* START Data lines *

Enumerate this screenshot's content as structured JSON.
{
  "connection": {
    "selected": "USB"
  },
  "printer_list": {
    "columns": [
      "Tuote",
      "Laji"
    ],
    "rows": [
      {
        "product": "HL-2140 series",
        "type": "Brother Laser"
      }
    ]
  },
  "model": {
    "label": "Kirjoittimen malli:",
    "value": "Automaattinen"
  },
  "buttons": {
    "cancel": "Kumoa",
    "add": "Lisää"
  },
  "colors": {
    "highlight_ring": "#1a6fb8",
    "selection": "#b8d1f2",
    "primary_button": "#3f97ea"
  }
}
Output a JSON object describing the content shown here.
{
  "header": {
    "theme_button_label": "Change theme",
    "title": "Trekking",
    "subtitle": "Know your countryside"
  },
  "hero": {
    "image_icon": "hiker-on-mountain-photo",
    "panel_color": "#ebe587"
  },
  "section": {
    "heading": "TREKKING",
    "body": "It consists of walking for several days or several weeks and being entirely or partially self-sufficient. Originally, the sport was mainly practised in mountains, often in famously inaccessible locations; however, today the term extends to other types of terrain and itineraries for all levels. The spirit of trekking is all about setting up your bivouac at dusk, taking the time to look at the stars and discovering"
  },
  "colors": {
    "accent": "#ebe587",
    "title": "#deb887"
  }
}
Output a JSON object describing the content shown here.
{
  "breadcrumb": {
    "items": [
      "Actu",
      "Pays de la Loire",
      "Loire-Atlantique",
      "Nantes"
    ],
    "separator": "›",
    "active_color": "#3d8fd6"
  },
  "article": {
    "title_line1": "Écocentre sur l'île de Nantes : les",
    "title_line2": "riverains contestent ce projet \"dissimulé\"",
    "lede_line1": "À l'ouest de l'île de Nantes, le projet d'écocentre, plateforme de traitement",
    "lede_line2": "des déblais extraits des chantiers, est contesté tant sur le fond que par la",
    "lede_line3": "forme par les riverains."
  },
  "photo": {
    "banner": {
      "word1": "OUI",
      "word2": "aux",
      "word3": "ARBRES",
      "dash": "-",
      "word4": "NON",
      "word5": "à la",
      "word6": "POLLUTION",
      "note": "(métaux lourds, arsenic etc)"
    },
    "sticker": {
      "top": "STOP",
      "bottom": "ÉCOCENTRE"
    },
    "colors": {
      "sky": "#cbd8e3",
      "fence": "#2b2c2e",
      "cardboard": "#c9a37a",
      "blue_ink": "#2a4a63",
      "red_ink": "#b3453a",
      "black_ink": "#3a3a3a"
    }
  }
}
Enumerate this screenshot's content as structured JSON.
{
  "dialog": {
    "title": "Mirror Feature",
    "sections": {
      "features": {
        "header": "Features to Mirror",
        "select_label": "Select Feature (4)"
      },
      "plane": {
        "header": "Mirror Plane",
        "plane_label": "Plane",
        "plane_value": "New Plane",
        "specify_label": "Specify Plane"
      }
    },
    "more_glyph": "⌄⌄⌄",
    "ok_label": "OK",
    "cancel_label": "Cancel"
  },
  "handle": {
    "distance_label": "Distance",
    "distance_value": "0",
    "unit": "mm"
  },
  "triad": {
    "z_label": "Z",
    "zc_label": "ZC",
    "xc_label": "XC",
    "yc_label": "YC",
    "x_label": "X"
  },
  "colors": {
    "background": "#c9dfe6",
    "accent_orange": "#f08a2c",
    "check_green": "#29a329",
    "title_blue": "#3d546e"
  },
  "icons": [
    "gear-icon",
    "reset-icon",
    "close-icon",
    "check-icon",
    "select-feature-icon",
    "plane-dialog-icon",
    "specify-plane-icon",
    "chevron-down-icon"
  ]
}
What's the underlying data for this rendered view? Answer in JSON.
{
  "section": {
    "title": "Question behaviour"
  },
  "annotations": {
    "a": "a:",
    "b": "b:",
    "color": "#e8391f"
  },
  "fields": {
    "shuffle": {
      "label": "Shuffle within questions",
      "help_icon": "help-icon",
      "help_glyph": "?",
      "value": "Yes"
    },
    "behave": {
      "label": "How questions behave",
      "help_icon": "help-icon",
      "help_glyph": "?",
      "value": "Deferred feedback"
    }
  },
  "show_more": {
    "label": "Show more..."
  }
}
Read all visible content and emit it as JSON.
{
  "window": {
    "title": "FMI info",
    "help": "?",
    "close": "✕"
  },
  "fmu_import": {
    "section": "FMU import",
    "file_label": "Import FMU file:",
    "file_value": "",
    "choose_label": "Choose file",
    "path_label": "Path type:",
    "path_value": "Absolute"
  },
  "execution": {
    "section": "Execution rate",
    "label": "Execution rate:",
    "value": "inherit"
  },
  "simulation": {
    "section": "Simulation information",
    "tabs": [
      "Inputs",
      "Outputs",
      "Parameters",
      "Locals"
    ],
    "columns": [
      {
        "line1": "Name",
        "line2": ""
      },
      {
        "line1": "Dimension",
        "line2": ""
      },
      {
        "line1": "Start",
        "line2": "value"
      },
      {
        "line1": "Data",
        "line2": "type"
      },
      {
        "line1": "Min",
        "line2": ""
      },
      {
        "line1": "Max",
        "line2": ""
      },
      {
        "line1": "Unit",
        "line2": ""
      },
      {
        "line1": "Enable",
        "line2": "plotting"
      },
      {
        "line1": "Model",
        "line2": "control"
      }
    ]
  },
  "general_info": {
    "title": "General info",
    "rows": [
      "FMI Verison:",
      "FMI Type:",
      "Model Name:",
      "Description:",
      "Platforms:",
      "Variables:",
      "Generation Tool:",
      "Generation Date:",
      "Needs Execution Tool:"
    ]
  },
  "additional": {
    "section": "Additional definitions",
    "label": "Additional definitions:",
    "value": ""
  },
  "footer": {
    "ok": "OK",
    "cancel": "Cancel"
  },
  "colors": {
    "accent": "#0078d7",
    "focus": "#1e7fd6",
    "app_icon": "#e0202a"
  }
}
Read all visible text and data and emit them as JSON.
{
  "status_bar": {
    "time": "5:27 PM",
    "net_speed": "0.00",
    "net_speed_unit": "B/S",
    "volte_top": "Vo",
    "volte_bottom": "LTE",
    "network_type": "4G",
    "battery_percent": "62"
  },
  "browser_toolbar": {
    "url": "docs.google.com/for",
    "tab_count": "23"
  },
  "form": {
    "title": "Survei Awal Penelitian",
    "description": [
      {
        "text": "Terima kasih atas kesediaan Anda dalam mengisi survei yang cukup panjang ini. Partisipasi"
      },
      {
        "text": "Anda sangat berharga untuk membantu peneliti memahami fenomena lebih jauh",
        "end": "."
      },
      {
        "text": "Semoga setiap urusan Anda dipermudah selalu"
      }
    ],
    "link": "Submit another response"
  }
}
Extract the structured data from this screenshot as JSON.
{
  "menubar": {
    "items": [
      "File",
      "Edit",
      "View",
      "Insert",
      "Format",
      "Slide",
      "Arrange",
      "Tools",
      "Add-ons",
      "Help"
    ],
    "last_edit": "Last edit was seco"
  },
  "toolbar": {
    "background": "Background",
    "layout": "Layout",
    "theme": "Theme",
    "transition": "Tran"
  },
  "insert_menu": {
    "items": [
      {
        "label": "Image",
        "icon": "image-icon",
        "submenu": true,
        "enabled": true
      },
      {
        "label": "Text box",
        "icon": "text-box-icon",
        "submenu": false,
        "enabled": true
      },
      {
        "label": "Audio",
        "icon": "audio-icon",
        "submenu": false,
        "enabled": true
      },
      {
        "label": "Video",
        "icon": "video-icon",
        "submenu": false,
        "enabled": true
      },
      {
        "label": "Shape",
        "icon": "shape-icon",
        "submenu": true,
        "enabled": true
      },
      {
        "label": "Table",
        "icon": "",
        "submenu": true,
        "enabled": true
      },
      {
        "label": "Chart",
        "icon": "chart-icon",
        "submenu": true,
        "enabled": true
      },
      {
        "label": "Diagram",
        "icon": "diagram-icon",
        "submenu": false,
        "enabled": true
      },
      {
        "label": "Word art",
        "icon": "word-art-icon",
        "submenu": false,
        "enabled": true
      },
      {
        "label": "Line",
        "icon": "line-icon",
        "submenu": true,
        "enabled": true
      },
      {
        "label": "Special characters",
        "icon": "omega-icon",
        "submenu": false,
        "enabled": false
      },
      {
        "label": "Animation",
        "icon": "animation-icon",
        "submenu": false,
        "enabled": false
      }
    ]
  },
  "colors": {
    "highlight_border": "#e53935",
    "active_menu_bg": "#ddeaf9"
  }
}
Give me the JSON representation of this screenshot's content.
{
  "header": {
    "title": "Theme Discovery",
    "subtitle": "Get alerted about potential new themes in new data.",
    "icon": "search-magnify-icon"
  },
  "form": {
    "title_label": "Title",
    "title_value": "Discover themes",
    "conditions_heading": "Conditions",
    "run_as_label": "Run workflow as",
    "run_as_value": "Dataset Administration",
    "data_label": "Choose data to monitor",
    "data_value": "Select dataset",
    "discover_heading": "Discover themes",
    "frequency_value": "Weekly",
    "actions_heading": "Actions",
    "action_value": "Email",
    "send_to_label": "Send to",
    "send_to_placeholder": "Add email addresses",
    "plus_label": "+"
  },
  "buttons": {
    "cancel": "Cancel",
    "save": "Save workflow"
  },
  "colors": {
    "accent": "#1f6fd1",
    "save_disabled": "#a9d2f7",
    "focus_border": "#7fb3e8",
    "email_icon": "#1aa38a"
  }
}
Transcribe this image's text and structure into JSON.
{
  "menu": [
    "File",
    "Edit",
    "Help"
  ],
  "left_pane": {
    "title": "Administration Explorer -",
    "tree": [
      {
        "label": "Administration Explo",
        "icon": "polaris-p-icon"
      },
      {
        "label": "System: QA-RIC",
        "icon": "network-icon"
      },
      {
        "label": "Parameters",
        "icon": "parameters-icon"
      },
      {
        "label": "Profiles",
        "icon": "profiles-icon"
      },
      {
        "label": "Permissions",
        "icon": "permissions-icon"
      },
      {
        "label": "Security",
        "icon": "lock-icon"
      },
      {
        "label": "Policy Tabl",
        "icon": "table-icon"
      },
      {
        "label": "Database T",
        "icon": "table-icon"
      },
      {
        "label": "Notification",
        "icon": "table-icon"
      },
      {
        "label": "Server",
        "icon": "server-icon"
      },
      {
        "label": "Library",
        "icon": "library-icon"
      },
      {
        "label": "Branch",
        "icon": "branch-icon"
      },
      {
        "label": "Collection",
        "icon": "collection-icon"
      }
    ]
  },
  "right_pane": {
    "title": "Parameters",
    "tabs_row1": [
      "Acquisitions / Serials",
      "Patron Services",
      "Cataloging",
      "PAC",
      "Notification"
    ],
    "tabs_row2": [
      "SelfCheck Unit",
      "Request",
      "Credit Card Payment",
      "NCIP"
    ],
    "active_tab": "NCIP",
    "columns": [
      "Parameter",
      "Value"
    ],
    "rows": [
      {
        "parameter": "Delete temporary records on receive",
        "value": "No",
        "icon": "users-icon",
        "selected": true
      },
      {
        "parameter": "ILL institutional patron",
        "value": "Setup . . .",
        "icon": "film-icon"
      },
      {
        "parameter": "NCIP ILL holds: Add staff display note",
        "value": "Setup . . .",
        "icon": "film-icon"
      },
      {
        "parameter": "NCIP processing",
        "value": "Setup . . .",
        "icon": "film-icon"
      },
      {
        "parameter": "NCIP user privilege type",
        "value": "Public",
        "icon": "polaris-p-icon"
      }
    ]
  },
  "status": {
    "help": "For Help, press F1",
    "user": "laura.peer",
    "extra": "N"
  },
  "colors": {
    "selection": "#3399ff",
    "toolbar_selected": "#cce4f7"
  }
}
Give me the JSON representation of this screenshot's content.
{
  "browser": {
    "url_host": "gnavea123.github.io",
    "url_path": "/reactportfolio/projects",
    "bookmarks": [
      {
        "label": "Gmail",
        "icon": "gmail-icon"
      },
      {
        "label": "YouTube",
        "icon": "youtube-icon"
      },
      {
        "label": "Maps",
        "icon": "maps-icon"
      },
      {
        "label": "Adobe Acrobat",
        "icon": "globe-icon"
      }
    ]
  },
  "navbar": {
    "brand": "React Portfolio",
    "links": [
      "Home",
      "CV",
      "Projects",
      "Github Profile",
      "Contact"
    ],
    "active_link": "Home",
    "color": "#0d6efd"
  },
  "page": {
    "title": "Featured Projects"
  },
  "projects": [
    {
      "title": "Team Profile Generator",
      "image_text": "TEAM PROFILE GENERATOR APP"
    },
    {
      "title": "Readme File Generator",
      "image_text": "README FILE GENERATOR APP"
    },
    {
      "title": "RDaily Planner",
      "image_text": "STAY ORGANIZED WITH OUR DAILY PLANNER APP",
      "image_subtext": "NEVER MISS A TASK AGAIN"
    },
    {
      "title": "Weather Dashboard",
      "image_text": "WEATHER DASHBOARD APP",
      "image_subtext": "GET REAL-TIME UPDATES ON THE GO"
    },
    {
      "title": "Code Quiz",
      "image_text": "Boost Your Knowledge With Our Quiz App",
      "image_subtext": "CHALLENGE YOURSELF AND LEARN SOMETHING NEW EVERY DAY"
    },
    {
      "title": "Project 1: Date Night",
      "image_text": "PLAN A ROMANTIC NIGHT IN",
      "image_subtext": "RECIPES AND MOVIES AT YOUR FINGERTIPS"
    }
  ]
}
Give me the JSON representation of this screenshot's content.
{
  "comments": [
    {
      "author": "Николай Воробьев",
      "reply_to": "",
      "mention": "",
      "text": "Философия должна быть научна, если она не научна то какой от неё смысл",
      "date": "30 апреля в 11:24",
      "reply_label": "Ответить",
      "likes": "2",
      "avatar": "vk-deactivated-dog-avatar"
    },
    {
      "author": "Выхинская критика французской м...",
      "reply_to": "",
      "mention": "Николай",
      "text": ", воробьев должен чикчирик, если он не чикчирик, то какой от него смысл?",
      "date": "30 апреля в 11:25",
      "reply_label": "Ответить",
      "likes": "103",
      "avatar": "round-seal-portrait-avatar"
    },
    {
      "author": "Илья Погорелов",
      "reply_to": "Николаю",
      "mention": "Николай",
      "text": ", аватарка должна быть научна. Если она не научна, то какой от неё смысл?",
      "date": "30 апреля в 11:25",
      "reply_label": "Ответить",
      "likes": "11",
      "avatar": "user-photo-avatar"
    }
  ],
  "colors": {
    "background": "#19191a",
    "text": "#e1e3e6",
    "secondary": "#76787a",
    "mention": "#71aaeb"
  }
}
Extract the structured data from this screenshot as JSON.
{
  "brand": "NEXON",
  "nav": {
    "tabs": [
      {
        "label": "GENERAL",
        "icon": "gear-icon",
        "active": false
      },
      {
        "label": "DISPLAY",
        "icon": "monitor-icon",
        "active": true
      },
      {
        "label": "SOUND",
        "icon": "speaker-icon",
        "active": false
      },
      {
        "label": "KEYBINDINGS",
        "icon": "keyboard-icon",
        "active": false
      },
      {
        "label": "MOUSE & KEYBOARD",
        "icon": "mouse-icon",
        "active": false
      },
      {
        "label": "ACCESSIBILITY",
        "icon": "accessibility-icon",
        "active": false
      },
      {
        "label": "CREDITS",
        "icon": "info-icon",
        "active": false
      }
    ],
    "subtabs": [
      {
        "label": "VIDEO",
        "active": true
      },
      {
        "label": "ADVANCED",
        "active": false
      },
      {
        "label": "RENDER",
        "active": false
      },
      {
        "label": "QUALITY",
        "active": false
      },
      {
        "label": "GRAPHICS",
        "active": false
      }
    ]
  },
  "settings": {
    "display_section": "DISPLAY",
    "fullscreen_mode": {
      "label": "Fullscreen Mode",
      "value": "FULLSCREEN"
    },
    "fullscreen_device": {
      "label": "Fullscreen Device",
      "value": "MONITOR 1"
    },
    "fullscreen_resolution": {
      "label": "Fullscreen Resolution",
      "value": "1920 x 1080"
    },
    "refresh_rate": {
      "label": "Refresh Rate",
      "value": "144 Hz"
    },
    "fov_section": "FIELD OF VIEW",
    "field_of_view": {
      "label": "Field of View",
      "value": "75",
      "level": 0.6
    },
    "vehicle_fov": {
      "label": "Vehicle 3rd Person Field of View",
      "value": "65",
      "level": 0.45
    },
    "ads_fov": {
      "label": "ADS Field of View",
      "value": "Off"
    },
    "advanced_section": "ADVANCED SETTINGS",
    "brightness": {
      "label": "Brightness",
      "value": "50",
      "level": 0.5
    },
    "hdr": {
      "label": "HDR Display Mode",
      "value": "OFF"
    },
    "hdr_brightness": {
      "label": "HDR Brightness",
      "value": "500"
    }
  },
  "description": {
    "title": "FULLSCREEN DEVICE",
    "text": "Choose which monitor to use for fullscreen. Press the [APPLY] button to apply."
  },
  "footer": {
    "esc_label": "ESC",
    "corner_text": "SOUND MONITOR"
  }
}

* END Data lines *

**What the exercise asks:** Your task is to gather all lines from the entries above that hold the word "ADVANCED".

**Exercise solution:**
        "label": "ADVANCED",
    "advanced_section": "ADVANCED SETTINGS",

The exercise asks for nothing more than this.